** PROBLEM DESCRIPTION **
All lines in which the word "North" occurs are to be extracted.

** MATERIAL PROVIDED **
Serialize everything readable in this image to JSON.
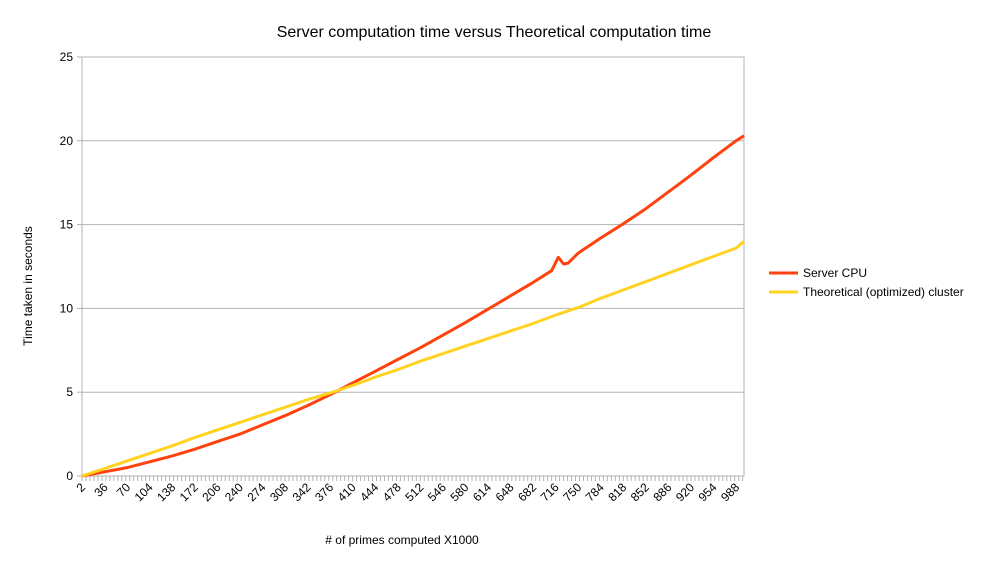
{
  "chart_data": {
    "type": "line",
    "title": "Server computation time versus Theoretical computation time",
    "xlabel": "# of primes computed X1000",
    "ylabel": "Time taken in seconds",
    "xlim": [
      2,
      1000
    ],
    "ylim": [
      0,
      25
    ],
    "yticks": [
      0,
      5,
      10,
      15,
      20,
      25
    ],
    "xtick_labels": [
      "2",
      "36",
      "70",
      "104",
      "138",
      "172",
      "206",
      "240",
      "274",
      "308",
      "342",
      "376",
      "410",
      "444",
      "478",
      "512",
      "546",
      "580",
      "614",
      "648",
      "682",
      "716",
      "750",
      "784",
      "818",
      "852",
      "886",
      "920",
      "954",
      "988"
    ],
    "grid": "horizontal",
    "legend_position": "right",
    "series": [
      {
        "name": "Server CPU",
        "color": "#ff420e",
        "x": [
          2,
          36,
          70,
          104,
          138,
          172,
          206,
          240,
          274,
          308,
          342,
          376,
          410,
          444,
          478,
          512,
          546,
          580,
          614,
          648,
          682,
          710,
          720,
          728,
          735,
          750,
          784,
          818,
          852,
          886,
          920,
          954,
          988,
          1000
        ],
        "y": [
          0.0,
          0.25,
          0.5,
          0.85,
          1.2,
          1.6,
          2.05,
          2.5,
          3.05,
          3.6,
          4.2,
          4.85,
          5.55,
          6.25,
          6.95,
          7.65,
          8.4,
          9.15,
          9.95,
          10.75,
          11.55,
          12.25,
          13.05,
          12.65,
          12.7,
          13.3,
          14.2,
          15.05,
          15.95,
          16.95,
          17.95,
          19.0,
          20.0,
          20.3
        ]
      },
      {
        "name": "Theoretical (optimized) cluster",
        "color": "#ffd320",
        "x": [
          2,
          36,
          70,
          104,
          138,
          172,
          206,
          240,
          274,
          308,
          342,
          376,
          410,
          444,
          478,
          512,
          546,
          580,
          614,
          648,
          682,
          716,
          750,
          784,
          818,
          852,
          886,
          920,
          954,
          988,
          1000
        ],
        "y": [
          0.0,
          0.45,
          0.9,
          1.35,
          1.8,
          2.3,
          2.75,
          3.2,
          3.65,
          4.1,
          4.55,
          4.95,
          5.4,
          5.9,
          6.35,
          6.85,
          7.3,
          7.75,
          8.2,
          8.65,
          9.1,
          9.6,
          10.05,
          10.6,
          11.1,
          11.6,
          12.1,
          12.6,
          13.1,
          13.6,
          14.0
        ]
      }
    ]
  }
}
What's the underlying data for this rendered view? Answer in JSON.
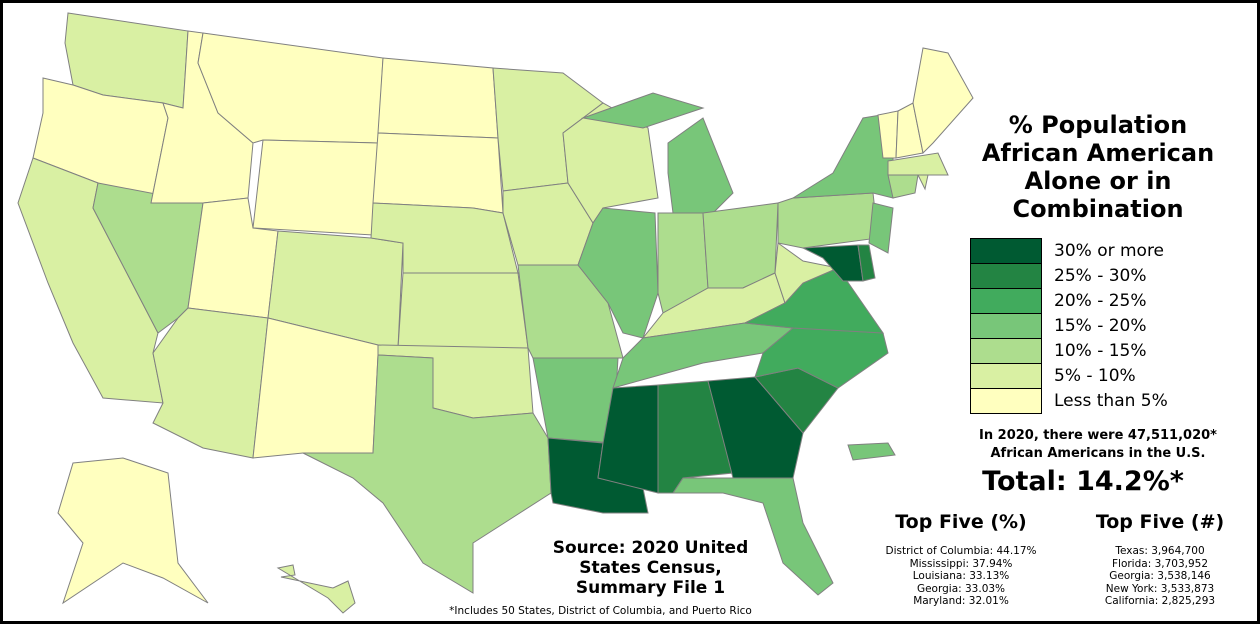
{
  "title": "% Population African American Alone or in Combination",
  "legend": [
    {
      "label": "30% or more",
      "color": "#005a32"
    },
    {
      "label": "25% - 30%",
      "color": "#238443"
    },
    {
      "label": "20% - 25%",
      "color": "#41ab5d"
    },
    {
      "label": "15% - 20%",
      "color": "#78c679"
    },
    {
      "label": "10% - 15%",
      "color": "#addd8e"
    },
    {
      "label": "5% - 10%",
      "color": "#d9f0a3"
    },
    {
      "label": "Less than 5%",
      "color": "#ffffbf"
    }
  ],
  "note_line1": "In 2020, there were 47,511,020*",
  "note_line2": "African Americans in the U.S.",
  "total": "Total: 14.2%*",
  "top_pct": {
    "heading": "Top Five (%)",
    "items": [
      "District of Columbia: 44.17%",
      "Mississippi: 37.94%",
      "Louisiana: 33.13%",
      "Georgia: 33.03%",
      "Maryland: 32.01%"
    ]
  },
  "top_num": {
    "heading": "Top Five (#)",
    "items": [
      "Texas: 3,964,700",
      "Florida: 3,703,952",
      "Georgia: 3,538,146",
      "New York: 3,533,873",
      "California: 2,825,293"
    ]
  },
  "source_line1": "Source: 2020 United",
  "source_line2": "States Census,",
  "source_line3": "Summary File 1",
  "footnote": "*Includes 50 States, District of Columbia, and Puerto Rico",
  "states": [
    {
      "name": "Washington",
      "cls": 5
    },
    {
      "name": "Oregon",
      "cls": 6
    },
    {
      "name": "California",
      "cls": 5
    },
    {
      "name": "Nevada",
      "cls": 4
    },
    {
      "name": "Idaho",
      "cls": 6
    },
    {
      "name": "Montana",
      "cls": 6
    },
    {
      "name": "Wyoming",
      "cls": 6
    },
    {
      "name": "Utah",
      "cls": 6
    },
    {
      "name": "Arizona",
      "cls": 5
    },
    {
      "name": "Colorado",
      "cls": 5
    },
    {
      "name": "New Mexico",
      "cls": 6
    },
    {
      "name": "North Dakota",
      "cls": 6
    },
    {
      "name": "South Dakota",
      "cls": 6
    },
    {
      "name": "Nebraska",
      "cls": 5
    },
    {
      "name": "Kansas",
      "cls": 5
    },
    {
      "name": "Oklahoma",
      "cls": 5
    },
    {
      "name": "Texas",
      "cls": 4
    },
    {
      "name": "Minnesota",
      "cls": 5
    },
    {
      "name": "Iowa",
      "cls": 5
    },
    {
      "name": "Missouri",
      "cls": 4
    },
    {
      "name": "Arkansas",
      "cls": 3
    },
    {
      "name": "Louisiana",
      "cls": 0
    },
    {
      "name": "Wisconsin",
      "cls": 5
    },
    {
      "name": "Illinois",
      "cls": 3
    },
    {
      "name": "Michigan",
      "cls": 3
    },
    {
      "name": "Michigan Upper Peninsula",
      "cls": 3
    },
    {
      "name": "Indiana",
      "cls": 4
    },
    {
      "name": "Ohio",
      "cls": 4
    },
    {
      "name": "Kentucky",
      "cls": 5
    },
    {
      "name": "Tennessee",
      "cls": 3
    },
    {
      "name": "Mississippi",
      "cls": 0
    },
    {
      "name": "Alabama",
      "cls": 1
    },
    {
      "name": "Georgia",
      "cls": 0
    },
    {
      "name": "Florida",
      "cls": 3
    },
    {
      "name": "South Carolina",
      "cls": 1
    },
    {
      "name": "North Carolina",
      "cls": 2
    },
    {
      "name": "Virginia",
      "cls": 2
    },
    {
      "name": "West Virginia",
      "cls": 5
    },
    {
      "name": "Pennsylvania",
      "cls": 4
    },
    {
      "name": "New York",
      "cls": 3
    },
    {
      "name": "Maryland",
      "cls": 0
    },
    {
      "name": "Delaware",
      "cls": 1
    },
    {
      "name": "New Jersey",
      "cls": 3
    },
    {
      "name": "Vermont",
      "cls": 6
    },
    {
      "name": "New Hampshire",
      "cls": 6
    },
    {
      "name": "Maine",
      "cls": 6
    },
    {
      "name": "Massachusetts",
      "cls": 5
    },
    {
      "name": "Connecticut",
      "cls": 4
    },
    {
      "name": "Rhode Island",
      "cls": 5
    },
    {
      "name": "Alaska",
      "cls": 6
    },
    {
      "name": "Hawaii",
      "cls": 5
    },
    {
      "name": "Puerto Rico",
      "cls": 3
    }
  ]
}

** WRITTEN SOLUTION **
      "name": "North Dakota",
      "name": "North Carolina",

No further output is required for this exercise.